- _Exercise task_: Search the data for the word "given" and copy every line that contains it.

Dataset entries
---
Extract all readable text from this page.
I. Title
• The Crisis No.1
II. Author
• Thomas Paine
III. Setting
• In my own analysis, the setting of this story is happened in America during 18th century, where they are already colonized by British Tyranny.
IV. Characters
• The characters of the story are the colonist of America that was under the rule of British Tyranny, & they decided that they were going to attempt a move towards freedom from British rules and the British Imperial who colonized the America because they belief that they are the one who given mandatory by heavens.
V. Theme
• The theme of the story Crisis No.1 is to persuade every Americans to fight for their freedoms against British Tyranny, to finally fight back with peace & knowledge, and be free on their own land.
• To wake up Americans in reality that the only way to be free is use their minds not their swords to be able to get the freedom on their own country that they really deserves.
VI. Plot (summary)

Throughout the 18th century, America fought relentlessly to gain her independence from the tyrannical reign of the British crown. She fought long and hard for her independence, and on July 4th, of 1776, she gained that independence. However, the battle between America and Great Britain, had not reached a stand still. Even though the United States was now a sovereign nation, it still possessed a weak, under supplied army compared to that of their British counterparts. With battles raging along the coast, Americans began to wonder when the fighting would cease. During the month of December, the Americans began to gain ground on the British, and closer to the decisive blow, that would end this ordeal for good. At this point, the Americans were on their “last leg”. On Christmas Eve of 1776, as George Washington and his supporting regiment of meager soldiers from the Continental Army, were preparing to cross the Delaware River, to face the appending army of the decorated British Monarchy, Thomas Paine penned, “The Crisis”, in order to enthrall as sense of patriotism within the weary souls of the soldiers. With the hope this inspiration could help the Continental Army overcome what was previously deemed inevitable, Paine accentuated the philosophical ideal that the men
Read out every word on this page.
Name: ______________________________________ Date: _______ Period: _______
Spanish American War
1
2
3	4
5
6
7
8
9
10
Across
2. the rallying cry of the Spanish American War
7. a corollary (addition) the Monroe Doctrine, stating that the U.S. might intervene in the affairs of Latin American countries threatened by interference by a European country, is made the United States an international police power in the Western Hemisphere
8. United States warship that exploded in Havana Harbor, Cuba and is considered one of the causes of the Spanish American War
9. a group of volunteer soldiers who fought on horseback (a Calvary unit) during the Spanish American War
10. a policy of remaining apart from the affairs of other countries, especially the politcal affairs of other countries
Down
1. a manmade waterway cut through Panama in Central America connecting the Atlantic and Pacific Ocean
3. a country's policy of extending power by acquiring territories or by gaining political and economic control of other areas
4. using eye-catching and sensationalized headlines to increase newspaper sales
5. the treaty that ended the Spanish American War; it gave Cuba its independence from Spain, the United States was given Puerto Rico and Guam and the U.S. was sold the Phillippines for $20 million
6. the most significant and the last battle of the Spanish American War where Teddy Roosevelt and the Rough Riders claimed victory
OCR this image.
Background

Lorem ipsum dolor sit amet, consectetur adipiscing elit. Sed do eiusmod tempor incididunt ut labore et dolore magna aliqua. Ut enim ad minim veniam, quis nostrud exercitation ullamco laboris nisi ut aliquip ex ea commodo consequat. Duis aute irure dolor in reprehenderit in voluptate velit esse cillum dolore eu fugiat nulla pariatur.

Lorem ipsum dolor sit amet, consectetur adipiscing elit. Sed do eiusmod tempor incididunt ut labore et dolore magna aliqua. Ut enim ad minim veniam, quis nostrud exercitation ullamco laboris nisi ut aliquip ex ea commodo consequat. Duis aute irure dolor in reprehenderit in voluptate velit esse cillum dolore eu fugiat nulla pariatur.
---
- _Response to the exercise_:
• The characters of the story are the colonist of America that was under the rule of British Tyranny, & they decided that they were going to attempt a move towards freedom from British rules and the British Imperial who colonized the America because they belief that they are the one who given mandatory by heavens.
5. the treaty that ended the Spanish American War; it gave Cuba its independence from Spain, the United States was given Puerto Rico and Guam and the U.S. was sold the Phillippines for $20 million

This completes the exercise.